**Information given**
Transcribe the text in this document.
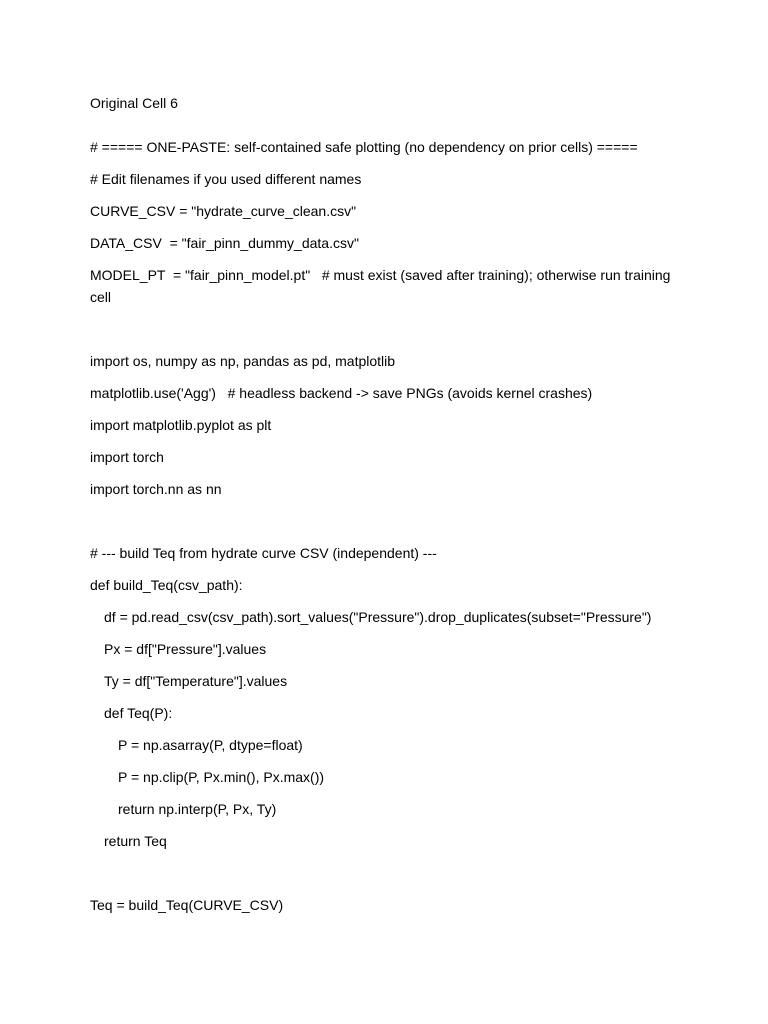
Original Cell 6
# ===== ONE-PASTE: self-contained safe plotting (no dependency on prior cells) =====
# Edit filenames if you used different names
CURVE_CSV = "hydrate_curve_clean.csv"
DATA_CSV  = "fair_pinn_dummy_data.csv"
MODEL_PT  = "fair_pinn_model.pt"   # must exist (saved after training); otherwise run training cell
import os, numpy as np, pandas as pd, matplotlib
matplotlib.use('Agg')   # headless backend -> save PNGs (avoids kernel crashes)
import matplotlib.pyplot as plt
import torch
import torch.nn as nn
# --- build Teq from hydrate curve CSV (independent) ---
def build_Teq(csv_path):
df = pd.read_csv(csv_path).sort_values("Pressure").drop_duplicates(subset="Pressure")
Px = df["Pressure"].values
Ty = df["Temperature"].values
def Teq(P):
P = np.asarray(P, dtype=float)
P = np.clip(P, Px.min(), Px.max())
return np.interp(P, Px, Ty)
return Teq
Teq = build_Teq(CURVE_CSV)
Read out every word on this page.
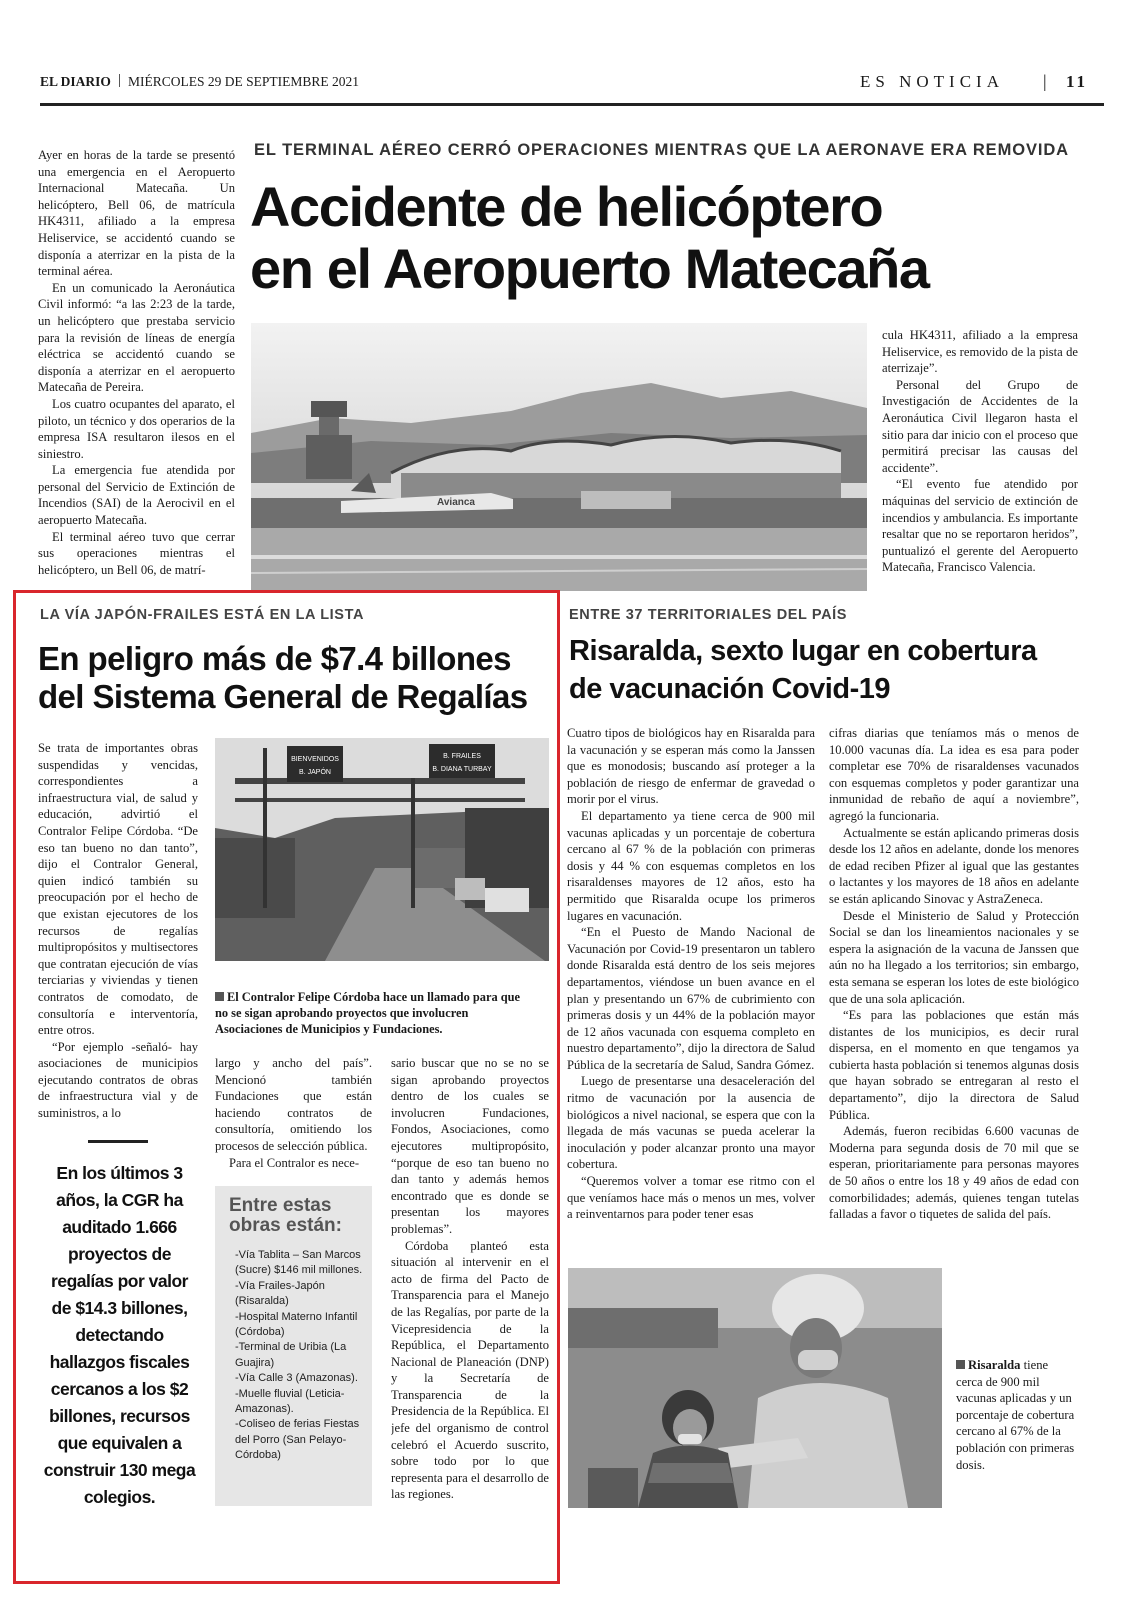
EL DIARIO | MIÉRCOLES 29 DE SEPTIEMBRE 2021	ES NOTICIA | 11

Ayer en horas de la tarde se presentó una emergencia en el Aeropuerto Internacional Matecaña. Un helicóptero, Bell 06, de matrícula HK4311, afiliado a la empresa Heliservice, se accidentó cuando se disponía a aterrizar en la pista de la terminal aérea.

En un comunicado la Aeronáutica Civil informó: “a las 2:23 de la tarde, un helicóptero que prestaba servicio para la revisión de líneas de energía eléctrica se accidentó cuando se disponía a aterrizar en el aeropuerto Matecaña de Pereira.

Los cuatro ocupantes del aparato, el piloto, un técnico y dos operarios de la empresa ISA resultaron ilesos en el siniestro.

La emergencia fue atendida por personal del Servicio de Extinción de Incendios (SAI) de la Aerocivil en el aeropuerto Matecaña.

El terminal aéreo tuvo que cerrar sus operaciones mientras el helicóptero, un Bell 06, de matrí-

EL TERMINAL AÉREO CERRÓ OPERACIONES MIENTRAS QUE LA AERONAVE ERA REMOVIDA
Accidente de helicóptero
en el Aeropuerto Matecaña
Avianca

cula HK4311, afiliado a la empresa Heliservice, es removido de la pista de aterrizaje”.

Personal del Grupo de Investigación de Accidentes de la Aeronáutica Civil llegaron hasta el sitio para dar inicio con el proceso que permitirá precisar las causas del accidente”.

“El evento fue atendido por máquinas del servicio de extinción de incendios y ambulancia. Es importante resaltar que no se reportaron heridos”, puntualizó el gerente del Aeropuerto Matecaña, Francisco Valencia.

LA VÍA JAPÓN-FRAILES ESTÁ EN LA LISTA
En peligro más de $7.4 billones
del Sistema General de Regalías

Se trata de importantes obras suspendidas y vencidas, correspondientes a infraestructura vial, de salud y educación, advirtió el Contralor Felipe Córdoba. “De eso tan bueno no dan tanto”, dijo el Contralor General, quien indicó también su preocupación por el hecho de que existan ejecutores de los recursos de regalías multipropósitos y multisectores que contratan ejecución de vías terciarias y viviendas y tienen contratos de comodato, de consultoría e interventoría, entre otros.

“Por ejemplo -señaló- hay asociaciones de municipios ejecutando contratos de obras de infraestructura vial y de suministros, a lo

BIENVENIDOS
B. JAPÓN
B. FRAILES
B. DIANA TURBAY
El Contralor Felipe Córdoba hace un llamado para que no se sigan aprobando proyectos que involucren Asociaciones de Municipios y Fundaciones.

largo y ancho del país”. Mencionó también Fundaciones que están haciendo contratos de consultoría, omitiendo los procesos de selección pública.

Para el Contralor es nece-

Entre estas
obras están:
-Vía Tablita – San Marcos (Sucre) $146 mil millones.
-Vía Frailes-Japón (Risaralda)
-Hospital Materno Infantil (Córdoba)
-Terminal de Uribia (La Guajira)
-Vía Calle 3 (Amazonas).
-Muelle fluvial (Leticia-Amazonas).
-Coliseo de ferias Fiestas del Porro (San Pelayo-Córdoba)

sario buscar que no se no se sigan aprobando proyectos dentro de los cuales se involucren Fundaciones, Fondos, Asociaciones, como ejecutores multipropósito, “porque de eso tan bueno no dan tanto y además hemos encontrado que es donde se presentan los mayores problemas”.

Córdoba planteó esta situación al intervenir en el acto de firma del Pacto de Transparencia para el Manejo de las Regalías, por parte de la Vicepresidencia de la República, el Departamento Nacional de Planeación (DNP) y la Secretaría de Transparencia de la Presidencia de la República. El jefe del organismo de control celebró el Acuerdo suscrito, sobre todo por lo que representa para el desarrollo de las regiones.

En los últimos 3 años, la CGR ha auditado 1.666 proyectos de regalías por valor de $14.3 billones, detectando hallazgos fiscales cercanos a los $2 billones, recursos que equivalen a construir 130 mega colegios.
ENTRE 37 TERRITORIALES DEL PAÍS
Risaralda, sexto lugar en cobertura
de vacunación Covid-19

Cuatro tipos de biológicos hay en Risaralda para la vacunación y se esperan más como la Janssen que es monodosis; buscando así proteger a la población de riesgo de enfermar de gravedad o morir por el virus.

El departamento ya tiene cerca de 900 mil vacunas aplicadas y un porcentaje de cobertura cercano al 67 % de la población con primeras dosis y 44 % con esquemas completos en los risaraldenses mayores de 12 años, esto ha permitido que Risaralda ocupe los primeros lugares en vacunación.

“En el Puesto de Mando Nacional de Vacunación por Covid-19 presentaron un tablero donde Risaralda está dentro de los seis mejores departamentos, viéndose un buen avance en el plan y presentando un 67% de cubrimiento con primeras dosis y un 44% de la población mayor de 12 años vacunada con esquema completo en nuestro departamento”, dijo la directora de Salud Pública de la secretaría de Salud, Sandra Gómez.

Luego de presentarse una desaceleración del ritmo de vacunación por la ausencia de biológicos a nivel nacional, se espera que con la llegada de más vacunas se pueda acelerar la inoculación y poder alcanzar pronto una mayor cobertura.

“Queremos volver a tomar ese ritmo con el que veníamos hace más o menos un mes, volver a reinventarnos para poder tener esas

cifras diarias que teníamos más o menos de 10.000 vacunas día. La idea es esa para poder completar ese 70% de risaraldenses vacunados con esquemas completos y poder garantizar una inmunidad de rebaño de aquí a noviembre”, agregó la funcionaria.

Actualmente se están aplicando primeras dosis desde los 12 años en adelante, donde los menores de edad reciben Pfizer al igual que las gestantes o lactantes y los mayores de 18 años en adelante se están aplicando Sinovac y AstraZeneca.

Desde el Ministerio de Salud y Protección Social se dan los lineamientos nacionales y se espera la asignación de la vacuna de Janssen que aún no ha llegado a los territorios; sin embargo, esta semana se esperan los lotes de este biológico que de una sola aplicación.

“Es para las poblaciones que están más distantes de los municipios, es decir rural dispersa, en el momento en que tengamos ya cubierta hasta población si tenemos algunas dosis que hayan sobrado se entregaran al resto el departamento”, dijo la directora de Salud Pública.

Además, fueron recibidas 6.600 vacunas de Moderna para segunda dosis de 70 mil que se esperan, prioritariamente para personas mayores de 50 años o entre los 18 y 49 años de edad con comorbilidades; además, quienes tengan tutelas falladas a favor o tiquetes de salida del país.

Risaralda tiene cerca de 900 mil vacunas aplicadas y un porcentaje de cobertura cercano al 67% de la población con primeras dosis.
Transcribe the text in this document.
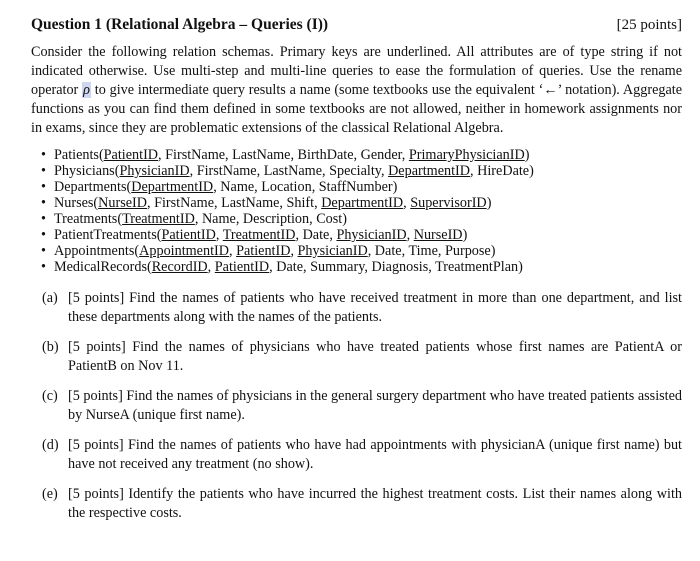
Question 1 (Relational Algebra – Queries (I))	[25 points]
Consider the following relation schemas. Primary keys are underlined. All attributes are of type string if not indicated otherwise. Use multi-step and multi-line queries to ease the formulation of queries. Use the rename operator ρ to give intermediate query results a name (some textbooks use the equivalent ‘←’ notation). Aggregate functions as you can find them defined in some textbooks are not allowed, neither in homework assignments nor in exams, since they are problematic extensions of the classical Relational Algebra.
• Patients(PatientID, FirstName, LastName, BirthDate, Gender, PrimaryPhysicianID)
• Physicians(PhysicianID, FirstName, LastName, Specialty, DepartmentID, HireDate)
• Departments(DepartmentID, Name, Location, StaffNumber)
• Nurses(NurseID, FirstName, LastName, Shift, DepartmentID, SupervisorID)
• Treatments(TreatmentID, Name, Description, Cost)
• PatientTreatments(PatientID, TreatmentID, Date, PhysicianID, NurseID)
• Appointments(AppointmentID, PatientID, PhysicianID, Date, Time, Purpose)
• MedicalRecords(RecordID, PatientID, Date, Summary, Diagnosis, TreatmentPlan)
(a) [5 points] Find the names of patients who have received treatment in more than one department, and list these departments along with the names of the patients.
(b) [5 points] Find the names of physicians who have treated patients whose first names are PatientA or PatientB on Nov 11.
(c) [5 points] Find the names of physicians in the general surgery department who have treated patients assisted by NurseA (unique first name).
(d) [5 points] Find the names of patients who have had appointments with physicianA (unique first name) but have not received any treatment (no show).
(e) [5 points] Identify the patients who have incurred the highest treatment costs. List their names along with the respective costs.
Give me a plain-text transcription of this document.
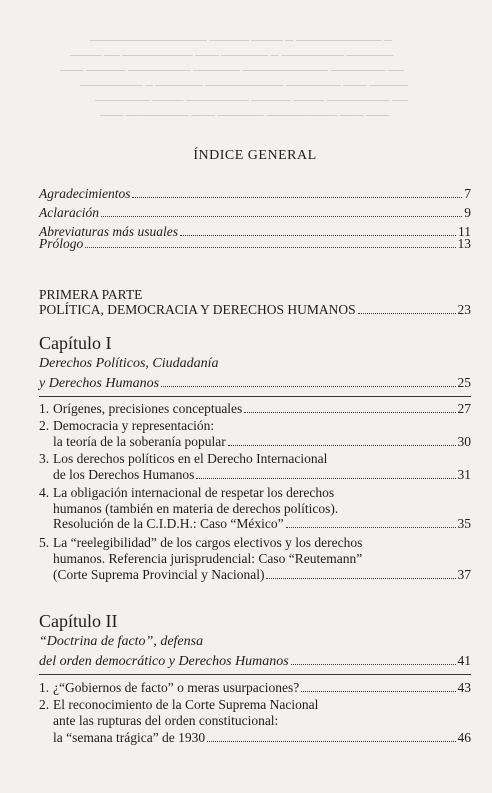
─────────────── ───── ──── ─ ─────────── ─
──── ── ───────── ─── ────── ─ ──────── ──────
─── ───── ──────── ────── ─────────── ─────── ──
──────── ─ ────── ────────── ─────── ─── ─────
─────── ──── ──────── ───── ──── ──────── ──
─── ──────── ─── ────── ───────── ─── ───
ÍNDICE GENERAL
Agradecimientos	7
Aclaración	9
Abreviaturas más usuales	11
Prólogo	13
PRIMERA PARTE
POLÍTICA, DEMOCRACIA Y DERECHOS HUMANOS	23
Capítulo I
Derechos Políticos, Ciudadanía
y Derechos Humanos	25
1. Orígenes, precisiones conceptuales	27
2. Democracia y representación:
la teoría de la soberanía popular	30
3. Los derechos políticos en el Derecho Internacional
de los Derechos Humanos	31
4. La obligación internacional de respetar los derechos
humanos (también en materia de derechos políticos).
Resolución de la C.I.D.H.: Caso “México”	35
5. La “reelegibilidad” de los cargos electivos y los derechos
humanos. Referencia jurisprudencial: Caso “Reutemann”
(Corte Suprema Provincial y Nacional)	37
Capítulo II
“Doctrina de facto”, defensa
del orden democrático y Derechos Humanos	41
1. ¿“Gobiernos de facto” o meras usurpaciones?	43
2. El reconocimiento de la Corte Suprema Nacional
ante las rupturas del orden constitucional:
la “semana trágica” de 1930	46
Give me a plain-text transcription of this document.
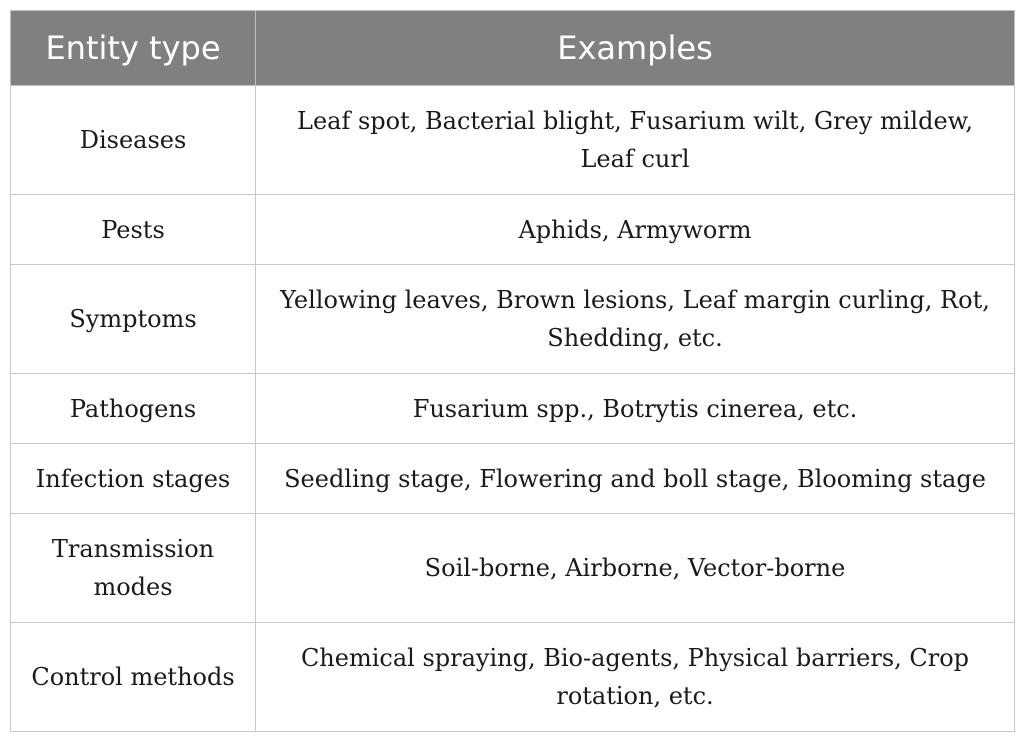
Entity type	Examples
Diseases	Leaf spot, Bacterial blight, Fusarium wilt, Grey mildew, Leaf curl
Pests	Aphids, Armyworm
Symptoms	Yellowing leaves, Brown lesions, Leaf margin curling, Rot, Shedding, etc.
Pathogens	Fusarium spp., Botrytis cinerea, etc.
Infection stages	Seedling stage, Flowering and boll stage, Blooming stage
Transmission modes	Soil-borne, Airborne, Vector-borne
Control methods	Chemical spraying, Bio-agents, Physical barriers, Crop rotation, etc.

**Your assignment**
Across the whole listing above, report each line that includes "mayores".

**Task result**
sario buscar que no se no se sigan aprobando proyectos dentro de los cuales se involucren Fundaciones, Fondos, Asociaciones, como ejecutores multipropósito, “porque de eso tan bueno no dan tanto y además hemos encontrado que es donde se presentan los mayores problemas”.
El departamento ya tiene cerca de 900 mil vacunas aplicadas y un porcentaje de cobertura cercano al 67 % de la población con primeras dosis y 44 % con esquemas completos en los risaraldenses mayores de 12 años, esto ha permitido que Risaralda ocupe los primeros lugares en vacunación.
Actualmente se están aplicando primeras dosis desde los 12 años en adelante, donde los menores de edad reciben Pfizer al igual que las gestantes o lactantes y los mayores de 18 años en adelante se están aplicando Sinovac y AstraZeneca.
Además, fueron recibidas 6.600 vacunas de Moderna para segunda dosis de 70 mil que se esperan, prioritariamente para personas mayores de 50 años o entre los 18 y 49 años de edad con comorbilidades; además, quienes tengan tutelas falladas a favor o tiquetes de salida del país.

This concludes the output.